Consigne »
Poursuivez le texte consacré à la crise interne du Front Populaire Ivoirien en reprenant juste après sa dernière phrase.

Texte présenté »

En l’absence de son Président fondateur, le Président Laurent Gbagbo, une crise interne sans précédent secoue le Front Populaire Ivoirien (FPI), depuis le 22 Mai 2014. Crise doctrinale ou crise idéologique, crise de stratégies, de politiques ou crise de visions antithétiques, guerre de succession ou simple problème de leadership, de quelle nature est la crise actuelle au FPI ? Bien malin qui pourra le dire.

Dans l’urgence et vu la gravité de cette crise et les nombreux risques qui étaient déjà perceptibles, j’avais indiqué la voie de la discussion et du dialogue, pour une sortie de crise rapide et honorable. Malheureusement, cette voie n’a pas eu un écho favorable au sein de la case rose. Mais, plus grave, les choses se sont empirées et les positions de chaque camp se sont davantage cristallisées ; la crise a donc pris des proportions plus inquiétantes. Les camarades d’hier sont devenus des frères ennemis qui semblent avoir emprunté deux chemins de non-retour diamétralement opposés. Chacun, se prévalant de sa raison, campe sur sa position.

Enregistrements »
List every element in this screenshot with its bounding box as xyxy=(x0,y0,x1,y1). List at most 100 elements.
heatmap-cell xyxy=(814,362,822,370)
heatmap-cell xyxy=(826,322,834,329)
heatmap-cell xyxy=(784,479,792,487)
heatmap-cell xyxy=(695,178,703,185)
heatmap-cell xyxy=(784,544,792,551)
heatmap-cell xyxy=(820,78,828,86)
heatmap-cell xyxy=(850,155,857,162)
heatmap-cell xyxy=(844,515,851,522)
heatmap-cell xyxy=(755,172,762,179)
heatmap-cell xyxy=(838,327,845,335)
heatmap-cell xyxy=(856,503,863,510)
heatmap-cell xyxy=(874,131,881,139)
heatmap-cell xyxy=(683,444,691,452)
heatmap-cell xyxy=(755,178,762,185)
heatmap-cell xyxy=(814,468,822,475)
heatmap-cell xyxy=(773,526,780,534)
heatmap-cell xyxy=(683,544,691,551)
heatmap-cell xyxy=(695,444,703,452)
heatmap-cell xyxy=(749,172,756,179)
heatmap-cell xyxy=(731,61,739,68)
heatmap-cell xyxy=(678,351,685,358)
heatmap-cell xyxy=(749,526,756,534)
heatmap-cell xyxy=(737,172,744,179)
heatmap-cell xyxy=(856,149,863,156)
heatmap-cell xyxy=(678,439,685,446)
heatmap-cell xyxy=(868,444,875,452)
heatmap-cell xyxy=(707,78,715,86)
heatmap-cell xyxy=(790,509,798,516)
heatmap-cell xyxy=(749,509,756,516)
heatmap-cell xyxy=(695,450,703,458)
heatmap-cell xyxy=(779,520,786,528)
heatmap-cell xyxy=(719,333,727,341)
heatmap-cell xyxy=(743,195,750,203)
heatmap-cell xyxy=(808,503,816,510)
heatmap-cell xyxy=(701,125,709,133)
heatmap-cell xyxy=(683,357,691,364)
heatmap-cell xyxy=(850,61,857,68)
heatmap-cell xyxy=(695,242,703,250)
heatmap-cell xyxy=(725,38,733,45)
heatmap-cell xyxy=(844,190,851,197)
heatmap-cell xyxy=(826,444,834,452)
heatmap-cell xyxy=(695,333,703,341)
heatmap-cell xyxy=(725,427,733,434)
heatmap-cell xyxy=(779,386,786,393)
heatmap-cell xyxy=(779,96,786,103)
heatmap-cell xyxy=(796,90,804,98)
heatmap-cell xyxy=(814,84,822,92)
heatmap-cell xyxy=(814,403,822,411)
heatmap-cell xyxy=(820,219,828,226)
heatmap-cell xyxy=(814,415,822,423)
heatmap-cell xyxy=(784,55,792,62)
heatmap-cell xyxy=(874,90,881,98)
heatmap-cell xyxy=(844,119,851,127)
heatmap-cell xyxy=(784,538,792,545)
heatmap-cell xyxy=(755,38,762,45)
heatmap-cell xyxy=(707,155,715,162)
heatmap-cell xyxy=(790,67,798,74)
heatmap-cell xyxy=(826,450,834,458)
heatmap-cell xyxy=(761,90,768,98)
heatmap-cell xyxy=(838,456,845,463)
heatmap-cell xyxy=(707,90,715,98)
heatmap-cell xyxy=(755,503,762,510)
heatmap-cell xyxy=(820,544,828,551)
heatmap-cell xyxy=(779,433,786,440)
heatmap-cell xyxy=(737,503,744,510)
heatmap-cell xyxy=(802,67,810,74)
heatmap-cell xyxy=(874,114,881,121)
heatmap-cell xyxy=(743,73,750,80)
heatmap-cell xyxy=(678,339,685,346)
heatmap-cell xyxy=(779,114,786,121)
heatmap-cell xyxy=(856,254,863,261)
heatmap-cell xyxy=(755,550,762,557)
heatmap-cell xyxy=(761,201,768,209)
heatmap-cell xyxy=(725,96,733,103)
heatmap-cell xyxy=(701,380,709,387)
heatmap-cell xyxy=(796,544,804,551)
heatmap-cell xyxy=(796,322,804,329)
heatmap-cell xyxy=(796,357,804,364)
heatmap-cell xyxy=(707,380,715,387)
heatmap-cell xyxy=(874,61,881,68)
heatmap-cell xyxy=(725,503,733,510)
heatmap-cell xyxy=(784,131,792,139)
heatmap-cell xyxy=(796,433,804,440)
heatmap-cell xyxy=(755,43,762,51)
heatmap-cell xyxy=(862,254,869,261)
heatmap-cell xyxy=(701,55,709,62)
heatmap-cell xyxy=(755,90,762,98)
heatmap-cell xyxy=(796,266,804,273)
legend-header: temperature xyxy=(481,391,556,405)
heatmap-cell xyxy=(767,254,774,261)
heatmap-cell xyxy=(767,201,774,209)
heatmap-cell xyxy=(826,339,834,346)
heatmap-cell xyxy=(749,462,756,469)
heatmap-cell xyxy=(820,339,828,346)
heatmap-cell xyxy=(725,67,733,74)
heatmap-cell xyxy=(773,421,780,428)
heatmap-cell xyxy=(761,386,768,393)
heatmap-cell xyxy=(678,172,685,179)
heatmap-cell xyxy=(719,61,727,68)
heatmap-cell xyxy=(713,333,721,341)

Réponse »
Plus préoccupant encore, par la force des choses, cette crise est sortie du cadre purement interne avec l’implication et l’activisme suspects d’acteurs politiques extérieurs et d’individus non membres du FPI. A ces panthères en peau de biche qui jouent les bienfaiteurs, est venu se joindre le pouvoir d’Abidjan. Et je ne crois pas qu’en agissant ainsi tous ces acteurs souhaitent que le FPI tourne la page de cette crise. Ils n’agissent ni dans l’intérêt du Premier Ministre Pascal Affi N’guessan, ni dans l’intérêt du FPI qu’ils veulent tous voir affaibli pour diverses raisons, à défaut de le voir disparaître, encore moins dans l’intérêt du Président Laurent Gbagbo dont ils rêvent de la mort politique. Seuls aux myopes politiques que peut échapper un tel traquenard grossier.

C’est tout logiquement que, portée devant une justice ivoirienne aujourd’hui, plus que jamais sous contrôle total de l’exécutif, la crise au FPI s’est présentée comme une aubaine, un cadeau royal doublé d’un plaisir immense qu’aucun chef d’Etat à la place d’Alassane Ouattara n’aurait boudé. Le pouvoir d’Abidjan qui ne demandait pas meilleur scénario, continue d’ailleurs d’en faire le maximum d’exploitation et de manipulation. C’est de bonne guerre ! Tous, nous le savons, en politique, cela s’appelle offrir du pain béni à son adversaire. Il n’est pas exagéré aujourd’hui de dire que le sort du FPI se trouve gravement subordonné aux décisions de cette justice que tous qualifient à juste titre de justice des vainqueurs.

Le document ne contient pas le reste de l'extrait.